WHAT IS BEING ASKED. Your task is to find every line in the records that holds the string "übrigen" and copy it.

--- THE DATA ---

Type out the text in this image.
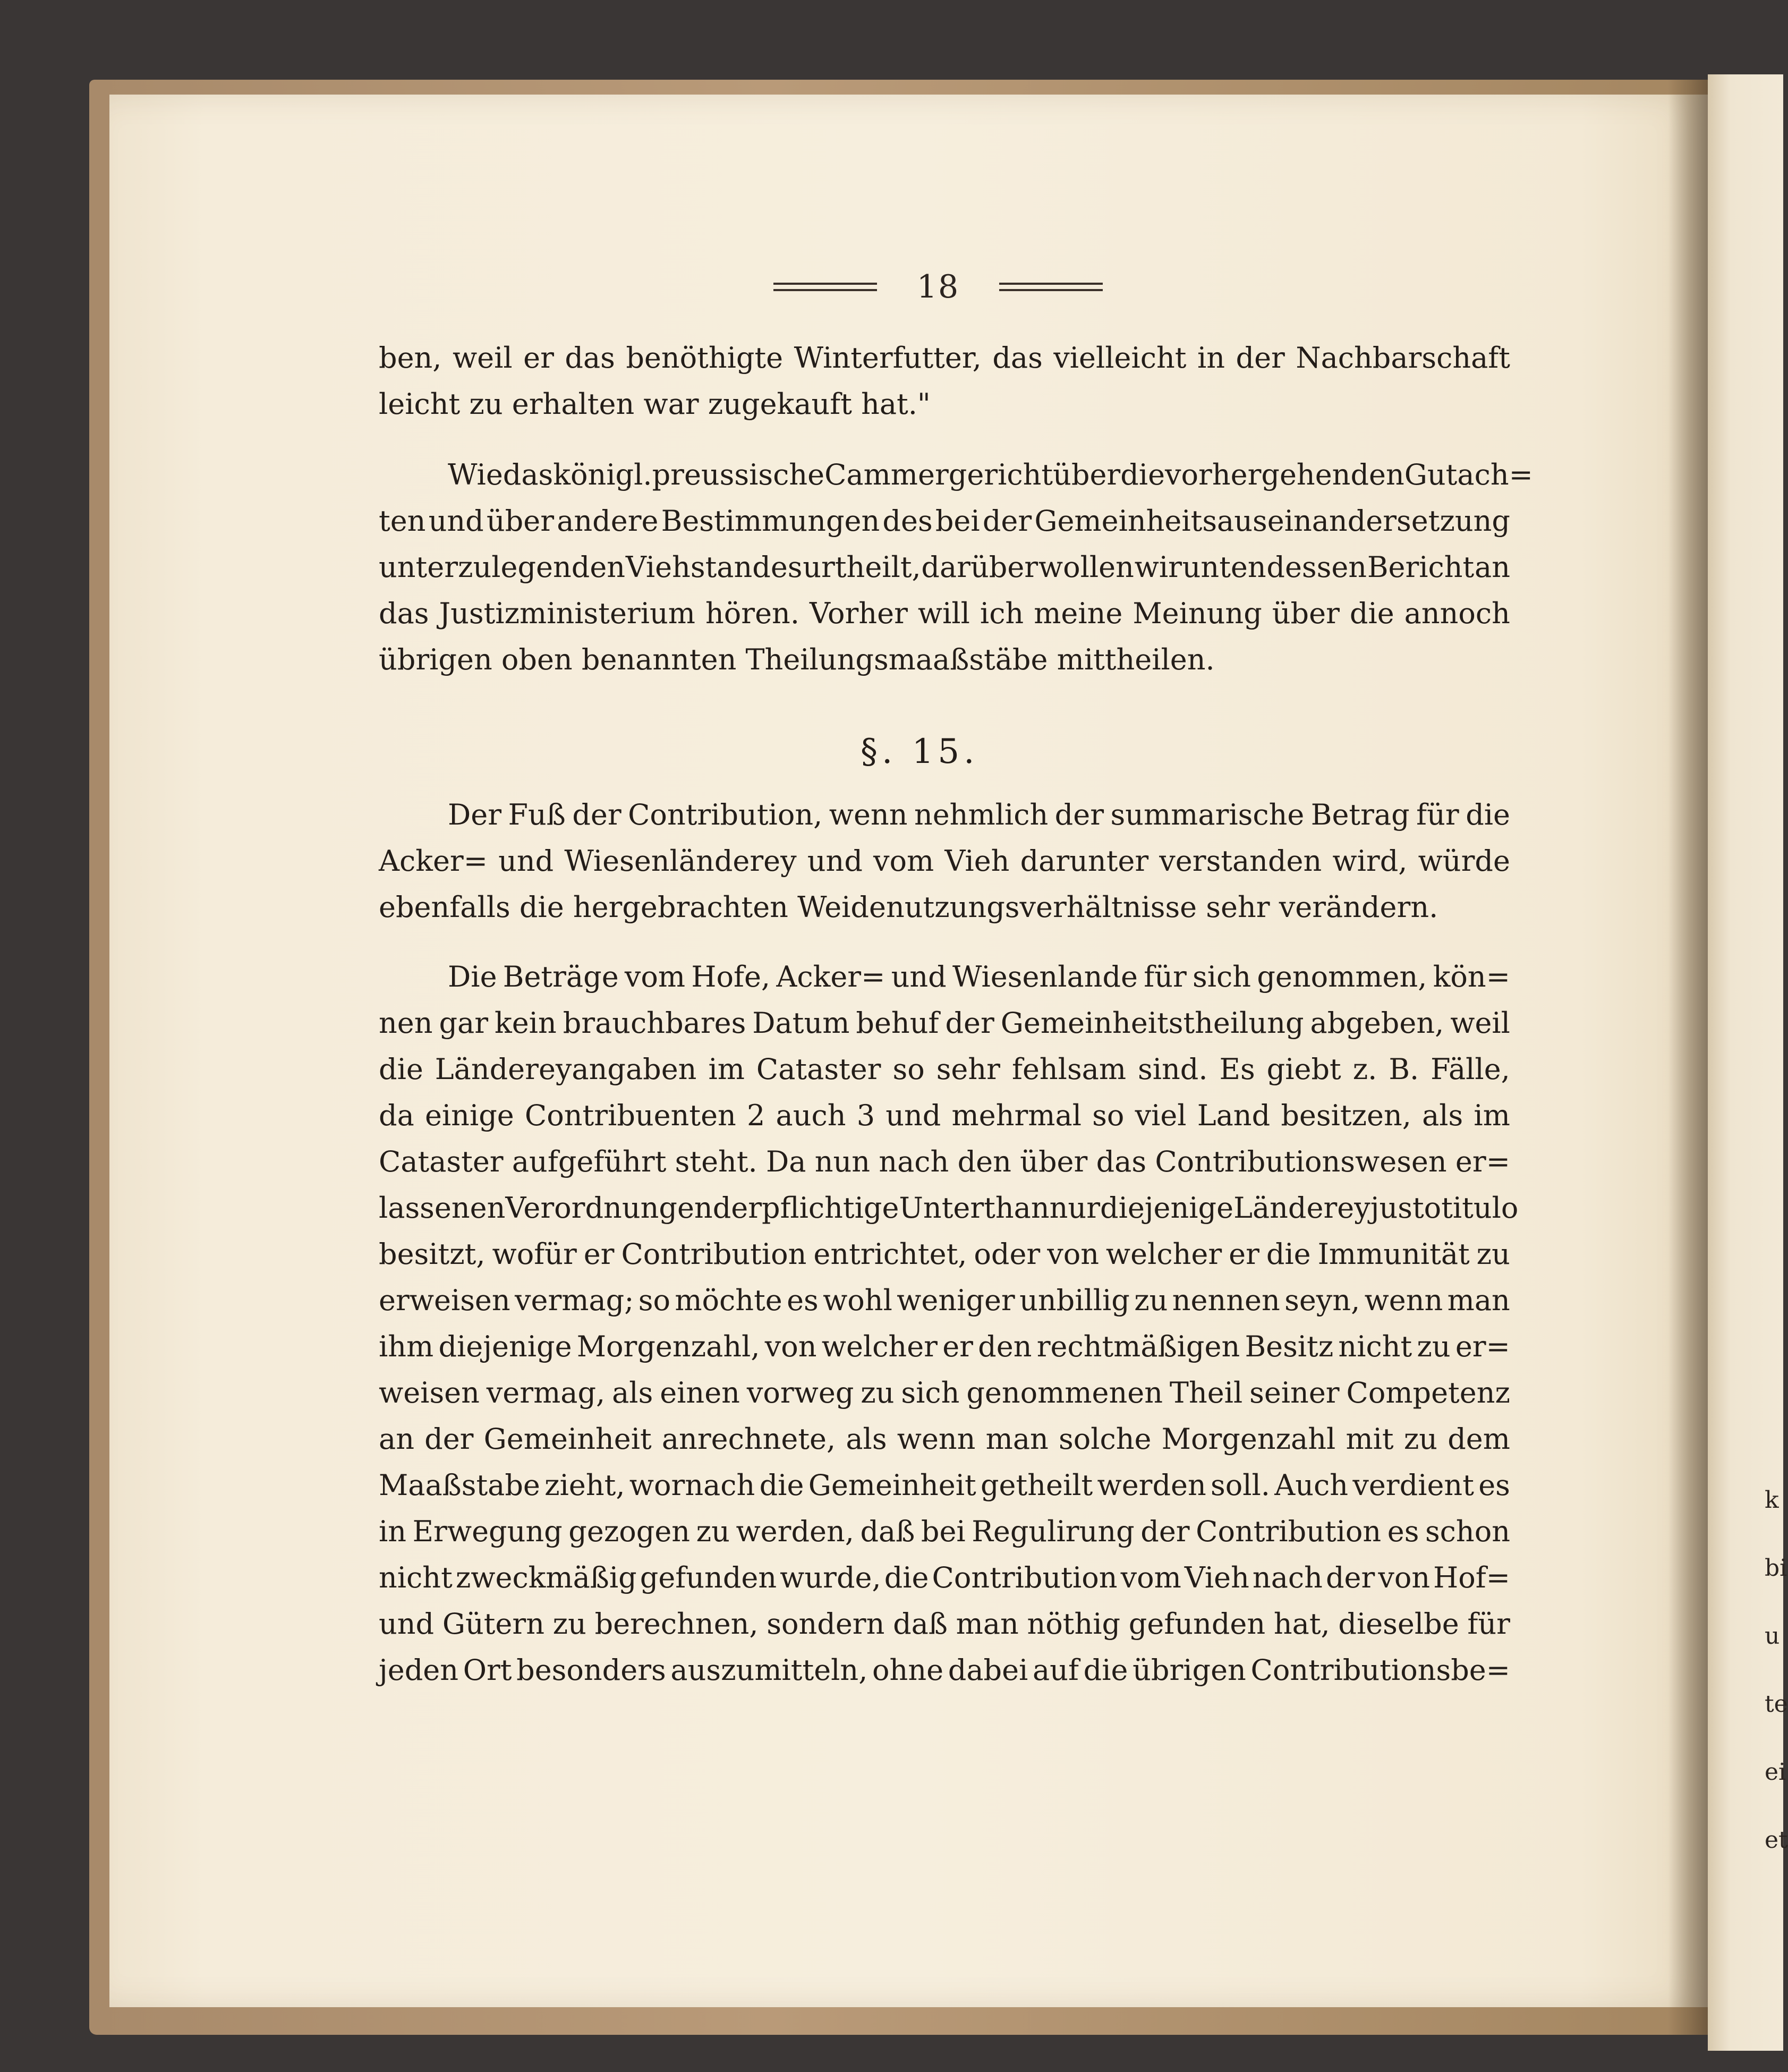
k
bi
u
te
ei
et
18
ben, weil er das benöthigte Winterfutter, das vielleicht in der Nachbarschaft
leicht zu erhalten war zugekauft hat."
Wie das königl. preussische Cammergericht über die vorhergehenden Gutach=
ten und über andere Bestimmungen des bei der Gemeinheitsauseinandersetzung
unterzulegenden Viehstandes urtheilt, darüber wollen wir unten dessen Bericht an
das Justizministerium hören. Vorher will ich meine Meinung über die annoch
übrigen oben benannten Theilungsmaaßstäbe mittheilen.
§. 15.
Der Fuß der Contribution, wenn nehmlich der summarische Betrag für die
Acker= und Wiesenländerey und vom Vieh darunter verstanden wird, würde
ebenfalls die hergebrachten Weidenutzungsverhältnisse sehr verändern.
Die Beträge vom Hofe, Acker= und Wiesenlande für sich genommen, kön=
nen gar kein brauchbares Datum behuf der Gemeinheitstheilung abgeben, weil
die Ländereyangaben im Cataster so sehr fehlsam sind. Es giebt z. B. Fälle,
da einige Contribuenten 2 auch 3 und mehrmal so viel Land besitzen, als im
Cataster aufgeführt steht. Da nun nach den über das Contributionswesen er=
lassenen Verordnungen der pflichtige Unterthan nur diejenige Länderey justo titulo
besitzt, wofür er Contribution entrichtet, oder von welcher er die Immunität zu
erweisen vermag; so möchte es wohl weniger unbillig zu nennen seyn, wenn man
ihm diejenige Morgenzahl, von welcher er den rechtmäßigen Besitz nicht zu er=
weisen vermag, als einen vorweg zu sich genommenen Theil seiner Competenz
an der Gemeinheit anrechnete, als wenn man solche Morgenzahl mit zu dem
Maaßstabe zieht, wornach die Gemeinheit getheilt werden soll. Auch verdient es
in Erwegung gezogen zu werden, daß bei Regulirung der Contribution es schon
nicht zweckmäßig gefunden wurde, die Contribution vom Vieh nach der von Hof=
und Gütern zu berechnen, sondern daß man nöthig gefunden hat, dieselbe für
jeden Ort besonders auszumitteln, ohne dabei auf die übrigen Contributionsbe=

---

ANSWER FOR THE TASK.
übrigen oben benannten Theilungsmaaßstäbe mittheilen.
jeden Ort besonders auszumitteln, ohne dabei auf die übrigen Contributionsbe=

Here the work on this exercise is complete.